EXTRACT PROVIDED:
--*--
Sweet Whispers, Brother Rush is a 1982 children's novel by Virginia Hamilton. The novel deals with the paranormal, poverty, single motherhood, childhood illness, and child abuse. The novel, like many of Hamilton's works, is set in Ohio.

Background 
Hamilton wrote the novel in two locations — in Ohio during winter and spring, and on an island in the Caribbean.

Hamilton included the metabolic disorder porphyria in the novel because a close friend suffered from it; the author noted that she had wanted to work the disorder into a novel for two decades before using it in Sweet Whispers.

Hamilton's opening paragraph format was inspired in part by Truman Capote's short story "Children on their Birthdays."

Plot 
Theresa "Tree" Pratt is a wise-beyond-her-years teenager in Ohio, caring for her developmentally disabled older brother, Dab, while their mother is often away working. Dab regularly suffers from a strange illness that leaves him incapacitated. One day, Tree sees a well-dressed man while she is leaving school and is immediately attracted to him. The next time she seems him, he is standing in the middle of a table in a closet in the family's apartment, holding an oval mirror. Tree realizes this is a ghost, Brother Rush. Through Brother Rush's mirror, Tree can see scenes from her family's past — including her mother's abuse of her brother. Once Tree's mother, M'Vy, arrives home, Tree confronts her about both Brother Rush's presence and the family's past, as Dab's illness worsens.

Characters 

 Theresa "Tree" Pratt is the protagonist of the novel, Tree cares for her brother Dab while their mother, M'Vy is out, ostensibly working as a domestic worker
 Dabney "Dab" Pratt is Tree's brother, who is developmentally disabled and suffering from a mysterious illness that renders him constantly fatigued and disoriented
 M'Vy is Tree and Dab's mother who works as a practical nurse and is often away from the family's apartment
 Brother Rush is Tree's uncle who regularly appears through a table in the family's apartment, and shows Tree visions of her family's past
 Miss Pricherd is the family's friend and housekeeper
Silversmith, M'Vy's lover

Themes 
Sweet Whispers contains magical realism elements — the ghost character of Brother Rush appears in an otherwise realistic setting. M'Vy tells Tree that she can see ghosts because of the family's African heritage.

Hamilton explores questions of identity, the supernatural, the need to belong within a family, and encounters with death through a Black American point of view.

The character of M'Vy showcases a complicated motherhood, as she is often away from the apartment (and engaged in abuse of Dab when he was younger.) "Hamilton has not created a traditional, stereotypic, idealized mother," wrote one critic.
--*--
DATASET ENTRIES:
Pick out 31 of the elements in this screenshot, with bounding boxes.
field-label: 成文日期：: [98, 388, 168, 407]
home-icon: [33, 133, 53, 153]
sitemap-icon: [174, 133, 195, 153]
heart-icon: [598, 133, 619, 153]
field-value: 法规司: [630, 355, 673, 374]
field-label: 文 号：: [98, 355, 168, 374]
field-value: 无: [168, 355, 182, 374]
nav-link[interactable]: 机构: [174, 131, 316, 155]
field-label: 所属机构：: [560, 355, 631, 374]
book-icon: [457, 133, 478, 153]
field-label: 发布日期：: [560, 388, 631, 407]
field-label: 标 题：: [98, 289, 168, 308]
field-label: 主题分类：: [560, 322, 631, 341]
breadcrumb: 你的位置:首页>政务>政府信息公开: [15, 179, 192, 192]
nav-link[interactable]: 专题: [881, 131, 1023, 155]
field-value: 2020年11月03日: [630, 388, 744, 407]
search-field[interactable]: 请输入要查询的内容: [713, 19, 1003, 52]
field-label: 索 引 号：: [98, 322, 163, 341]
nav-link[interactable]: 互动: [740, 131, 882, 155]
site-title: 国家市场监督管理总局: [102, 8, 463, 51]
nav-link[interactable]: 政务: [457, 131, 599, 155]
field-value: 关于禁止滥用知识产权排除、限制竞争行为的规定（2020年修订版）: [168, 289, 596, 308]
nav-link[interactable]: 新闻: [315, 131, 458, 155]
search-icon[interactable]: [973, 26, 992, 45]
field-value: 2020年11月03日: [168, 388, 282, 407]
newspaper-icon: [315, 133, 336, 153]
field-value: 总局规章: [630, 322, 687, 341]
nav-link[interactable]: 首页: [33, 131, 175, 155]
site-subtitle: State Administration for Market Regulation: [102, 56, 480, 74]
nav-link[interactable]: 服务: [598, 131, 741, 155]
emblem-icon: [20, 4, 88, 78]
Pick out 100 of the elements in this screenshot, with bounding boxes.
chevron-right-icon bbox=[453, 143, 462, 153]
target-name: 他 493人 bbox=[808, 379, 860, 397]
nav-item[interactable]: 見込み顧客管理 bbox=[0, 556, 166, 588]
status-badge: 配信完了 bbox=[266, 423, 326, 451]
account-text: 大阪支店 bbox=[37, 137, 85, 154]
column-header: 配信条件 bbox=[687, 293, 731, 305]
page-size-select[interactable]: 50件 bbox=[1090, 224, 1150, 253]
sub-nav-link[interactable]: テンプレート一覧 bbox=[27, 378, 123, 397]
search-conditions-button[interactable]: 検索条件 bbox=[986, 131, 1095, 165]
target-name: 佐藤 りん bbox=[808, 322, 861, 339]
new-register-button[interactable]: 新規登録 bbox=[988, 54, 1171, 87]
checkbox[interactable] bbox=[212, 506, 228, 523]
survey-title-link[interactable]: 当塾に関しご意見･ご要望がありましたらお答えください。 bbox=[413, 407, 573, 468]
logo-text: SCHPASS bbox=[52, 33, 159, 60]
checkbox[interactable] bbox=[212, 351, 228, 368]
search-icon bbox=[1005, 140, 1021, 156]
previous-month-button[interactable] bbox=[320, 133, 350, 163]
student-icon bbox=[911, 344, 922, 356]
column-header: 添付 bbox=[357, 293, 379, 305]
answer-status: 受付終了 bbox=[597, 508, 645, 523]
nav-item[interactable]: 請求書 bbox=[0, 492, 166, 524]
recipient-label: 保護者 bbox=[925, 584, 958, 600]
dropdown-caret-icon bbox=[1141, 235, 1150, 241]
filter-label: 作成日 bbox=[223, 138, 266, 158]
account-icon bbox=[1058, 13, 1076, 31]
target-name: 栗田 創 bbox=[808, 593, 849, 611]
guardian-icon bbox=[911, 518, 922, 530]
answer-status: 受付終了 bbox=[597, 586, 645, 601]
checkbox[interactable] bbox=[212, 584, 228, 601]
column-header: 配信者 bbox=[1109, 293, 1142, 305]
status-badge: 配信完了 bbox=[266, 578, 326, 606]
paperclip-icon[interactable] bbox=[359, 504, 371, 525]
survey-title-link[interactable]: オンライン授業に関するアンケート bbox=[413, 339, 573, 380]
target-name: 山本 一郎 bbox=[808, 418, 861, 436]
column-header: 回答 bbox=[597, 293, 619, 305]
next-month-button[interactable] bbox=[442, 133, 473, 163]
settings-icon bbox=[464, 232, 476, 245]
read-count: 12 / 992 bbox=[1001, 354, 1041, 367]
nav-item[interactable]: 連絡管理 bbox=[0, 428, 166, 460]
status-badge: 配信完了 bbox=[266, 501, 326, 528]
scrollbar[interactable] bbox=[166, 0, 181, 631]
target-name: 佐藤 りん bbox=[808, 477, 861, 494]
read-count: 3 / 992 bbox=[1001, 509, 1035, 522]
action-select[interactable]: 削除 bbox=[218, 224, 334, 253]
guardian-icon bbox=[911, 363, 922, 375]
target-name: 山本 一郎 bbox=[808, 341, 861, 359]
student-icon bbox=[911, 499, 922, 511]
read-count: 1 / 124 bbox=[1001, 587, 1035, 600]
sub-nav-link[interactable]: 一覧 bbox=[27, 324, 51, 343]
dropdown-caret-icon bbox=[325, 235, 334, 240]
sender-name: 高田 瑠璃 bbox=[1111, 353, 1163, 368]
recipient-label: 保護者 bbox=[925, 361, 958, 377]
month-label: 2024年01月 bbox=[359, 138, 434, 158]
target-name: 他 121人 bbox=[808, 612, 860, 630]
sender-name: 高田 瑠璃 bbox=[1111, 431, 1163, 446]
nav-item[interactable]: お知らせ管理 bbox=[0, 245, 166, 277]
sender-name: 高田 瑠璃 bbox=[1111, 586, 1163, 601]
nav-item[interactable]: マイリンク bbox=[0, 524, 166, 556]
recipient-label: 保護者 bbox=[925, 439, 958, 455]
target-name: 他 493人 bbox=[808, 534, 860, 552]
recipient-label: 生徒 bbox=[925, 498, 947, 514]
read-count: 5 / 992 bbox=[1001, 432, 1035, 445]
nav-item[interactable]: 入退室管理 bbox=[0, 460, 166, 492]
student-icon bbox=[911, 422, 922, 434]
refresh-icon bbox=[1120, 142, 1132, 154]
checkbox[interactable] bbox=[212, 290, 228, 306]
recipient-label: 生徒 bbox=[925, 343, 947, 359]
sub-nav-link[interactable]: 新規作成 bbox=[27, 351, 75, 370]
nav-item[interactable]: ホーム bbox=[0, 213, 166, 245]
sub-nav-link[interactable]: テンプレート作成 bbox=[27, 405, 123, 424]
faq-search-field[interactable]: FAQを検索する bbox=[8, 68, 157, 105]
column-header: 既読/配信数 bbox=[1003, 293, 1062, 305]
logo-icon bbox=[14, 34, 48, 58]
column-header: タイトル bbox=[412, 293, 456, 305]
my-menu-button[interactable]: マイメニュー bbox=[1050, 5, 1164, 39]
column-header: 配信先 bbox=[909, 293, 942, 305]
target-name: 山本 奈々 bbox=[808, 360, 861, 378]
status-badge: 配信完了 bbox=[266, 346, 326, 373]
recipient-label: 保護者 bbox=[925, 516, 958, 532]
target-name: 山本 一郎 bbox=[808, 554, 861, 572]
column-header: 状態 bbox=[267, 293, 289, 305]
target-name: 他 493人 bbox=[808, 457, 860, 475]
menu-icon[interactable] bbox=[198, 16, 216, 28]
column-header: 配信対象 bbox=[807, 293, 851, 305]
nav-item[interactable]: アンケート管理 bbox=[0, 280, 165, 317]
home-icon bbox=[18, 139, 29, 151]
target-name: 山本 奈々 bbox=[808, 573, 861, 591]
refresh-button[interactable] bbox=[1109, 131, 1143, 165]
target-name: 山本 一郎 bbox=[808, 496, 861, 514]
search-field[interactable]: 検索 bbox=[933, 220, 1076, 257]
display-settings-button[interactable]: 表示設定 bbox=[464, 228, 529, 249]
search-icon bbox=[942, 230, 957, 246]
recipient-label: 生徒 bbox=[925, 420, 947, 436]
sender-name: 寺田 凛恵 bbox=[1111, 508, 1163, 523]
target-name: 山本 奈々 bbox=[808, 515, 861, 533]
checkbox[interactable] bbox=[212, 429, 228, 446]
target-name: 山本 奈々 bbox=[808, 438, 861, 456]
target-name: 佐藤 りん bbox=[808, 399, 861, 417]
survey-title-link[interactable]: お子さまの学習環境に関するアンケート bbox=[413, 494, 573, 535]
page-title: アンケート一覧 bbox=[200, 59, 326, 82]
--*--
WRITTEN REQUEST 1: List every character named in the Characters section of the article on Sweet Whispers, Brother Rush.
WRITTEN REQUEST 2: From the article on Sweet Whispers, Brother Rush, quote everything from "Hamilton included the" down to "in Sweet Whispers.", word for word.

RESULT 1:
Theresa "Tree" Pratt
Dabney "Dab" Pratt
M'Vy
Brother Rush
Miss Pricherd
Silversmith

RESULT 2:
Hamilton included the metabolic disorder porphyria in the novel because a close friend suffered from it; the author noted that she had wanted to work the disorder into a novel for two decades before using it in Sweet Whispers.